» PROBLEM STATEMENT:
Retype the material in full, keeping every word the same.

» Records from a dataset:
--

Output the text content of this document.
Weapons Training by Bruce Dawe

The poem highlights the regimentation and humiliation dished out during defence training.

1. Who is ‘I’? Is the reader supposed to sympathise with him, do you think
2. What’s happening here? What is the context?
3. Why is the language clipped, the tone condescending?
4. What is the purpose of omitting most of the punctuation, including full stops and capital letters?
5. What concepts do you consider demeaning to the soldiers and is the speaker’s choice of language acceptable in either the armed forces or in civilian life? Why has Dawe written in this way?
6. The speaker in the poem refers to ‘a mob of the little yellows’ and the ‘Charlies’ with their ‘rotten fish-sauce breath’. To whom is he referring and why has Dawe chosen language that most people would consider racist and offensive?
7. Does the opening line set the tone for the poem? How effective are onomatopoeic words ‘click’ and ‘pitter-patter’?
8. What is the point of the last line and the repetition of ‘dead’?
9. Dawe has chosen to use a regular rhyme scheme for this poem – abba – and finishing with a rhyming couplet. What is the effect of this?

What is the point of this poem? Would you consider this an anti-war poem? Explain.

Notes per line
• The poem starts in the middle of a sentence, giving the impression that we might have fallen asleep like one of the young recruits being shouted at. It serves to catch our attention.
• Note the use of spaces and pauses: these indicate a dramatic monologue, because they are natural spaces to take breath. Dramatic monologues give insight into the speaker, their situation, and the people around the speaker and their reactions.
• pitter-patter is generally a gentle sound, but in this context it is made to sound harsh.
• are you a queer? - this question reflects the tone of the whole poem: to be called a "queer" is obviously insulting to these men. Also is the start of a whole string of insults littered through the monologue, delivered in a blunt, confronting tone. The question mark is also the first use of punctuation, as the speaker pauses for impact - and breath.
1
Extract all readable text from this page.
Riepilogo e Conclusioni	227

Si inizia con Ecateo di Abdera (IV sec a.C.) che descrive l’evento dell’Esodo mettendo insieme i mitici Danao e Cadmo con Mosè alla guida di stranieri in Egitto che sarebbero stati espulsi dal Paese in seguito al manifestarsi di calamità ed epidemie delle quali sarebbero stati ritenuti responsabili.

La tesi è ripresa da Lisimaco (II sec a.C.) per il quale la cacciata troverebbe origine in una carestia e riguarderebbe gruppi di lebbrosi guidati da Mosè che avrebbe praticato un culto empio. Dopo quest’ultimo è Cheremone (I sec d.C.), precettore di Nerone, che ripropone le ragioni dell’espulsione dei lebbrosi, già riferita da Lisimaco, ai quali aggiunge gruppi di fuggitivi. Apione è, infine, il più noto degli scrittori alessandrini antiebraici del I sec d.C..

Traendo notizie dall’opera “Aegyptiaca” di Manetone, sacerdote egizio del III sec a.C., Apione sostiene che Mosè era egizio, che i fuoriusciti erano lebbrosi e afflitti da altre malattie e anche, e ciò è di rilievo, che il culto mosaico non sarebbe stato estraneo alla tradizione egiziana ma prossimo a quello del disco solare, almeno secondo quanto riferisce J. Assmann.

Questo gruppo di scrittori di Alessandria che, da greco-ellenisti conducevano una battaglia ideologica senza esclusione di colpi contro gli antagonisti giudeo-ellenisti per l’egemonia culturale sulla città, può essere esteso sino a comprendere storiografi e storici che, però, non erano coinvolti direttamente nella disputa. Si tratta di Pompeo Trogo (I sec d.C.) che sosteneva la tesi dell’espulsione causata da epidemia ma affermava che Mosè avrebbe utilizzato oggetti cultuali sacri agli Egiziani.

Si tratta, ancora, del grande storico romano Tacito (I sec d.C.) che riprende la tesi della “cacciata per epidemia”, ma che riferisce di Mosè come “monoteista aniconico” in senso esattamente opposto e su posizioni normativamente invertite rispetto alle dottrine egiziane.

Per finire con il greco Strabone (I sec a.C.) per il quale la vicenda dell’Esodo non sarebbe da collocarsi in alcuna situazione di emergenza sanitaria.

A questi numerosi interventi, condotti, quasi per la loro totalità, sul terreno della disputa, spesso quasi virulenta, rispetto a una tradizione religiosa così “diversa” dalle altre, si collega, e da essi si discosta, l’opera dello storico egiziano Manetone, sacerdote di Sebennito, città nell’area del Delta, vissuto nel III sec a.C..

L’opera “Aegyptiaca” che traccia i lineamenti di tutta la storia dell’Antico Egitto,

--

» REPLY:
Output the text content of this document.
Weapons Training by Bruce Dawe

The poem highlights the regimentation and humiliation dished out during defence training.

1. Who is ‘I’? Is the reader supposed to sympathise with him, do you think
2. What’s happening here? What is the context?
3. Why is the language clipped, the tone condescending?
4. What is the purpose of omitting most of the punctuation, including full stops and capital letters?
5. What concepts do you consider demeaning to the soldiers and is the speaker’s choice of language acceptable in either the armed forces or in civilian life? Why has Dawe written in this way?
6. The speaker in the poem refers to ‘a mob of the little yellows’ and the ‘Charlies’ with their ‘rotten fish-sauce breath’. To whom is he referring and why has Dawe chosen language that most people would consider racist and offensive?
7. Does the opening line set the tone for the poem? How effective are onomatopoeic words ‘click’ and ‘pitter-patter’?
8. What is the point of the last line and the repetition of ‘dead’?
9. Dawe has chosen to use a regular rhyme scheme for this poem – abba – and finishing with a rhyming couplet. What is the effect of this?

What is the point of this poem? Would you consider this an anti-war poem? Explain.

Notes per line
• The poem starts in the middle of a sentence, giving the impression that we might have fallen asleep like one of the young recruits being shouted at. It serves to catch our attention.
• Note the use of spaces and pauses: these indicate a dramatic monologue, because they are natural spaces to take breath. Dramatic monologues give insight into the speaker, their situation, and the people around the speaker and their reactions.
• pitter-patter is generally a gentle sound, but in this context it is made to sound harsh.
• are you a queer? - this question reflects the tone of the whole poem: to be called a "queer" is obviously insulting to these men. Also is the start of a whole string of insults littered through the monologue, delivered in a blunt, confronting tone. The question mark is also the first use of punctuation, as the speaker pauses for impact - and breath.
1
Extract all readable text from this page.
Riepilogo e Conclusioni	227

Si inizia con Ecateo di Abdera (IV sec a.C.) che descrive l’evento dell’Esodo mettendo insieme i mitici Danao e Cadmo con Mosè alla guida di stranieri in Egitto che sarebbero stati espulsi dal Paese in seguito al manifestarsi di calamità ed epidemie delle quali sarebbero stati ritenuti responsabili.

La tesi è ripresa da Lisimaco (II sec a.C.) per il quale la cacciata troverebbe origine in una carestia e riguarderebbe gruppi di lebbrosi guidati da Mosè che avrebbe praticato un culto empio. Dopo quest’ultimo è Cheremone (I sec d.C.), precettore di Nerone, che ripropone le ragioni dell’espulsione dei lebbrosi, già riferita da Lisimaco, ai quali aggiunge gruppi di fuggitivi. Apione è, infine, il più noto degli scrittori alessandrini antiebraici del I sec d.C..

Traendo notizie dall’opera “Aegyptiaca” di Manetone, sacerdote egizio del III sec a.C., Apione sostiene che Mosè era egizio, che i fuoriusciti erano lebbrosi e afflitti da altre malattie e anche, e ciò è di rilievo, che il culto mosaico non sarebbe stato estraneo alla tradizione egiziana ma prossimo a quello del disco solare, almeno secondo quanto riferisce J. Assmann.

Questo gruppo di scrittori di Alessandria che, da greco-ellenisti conducevano una battaglia ideologica senza esclusione di colpi contro gli antagonisti giudeo-ellenisti per l’egemonia culturale sulla città, può essere esteso sino a comprendere storiografi e storici che, però, non erano coinvolti direttamente nella disputa. Si tratta di Pompeo Trogo (I sec d.C.) che sosteneva la tesi dell’espulsione causata da epidemia ma affermava che Mosè avrebbe utilizzato oggetti cultuali sacri agli Egiziani.

Si tratta, ancora, del grande storico romano Tacito (I sec d.C.) che riprende la tesi della “cacciata per epidemia”, ma che riferisce di Mosè come “monoteista aniconico” in senso esattamente opposto e su posizioni normativamente invertite rispetto alle dottrine egiziane.

Per finire con il greco Strabone (I sec a.C.) per il quale la vicenda dell’Esodo non sarebbe da collocarsi in alcuna situazione di emergenza sanitaria.

A questi numerosi interventi, condotti, quasi per la loro totalità, sul terreno della disputa, spesso quasi virulenta, rispetto a una tradizione religiosa così “diversa” dalle altre, si collega, e da essi si discosta, l’opera dello storico egiziano Manetone, sacerdote di Sebennito, città nell’area del Delta, vissuto nel III sec a.C..

L’opera “Aegyptiaca” che traccia i lineamenti di tutta la storia dell’Antico Egitto,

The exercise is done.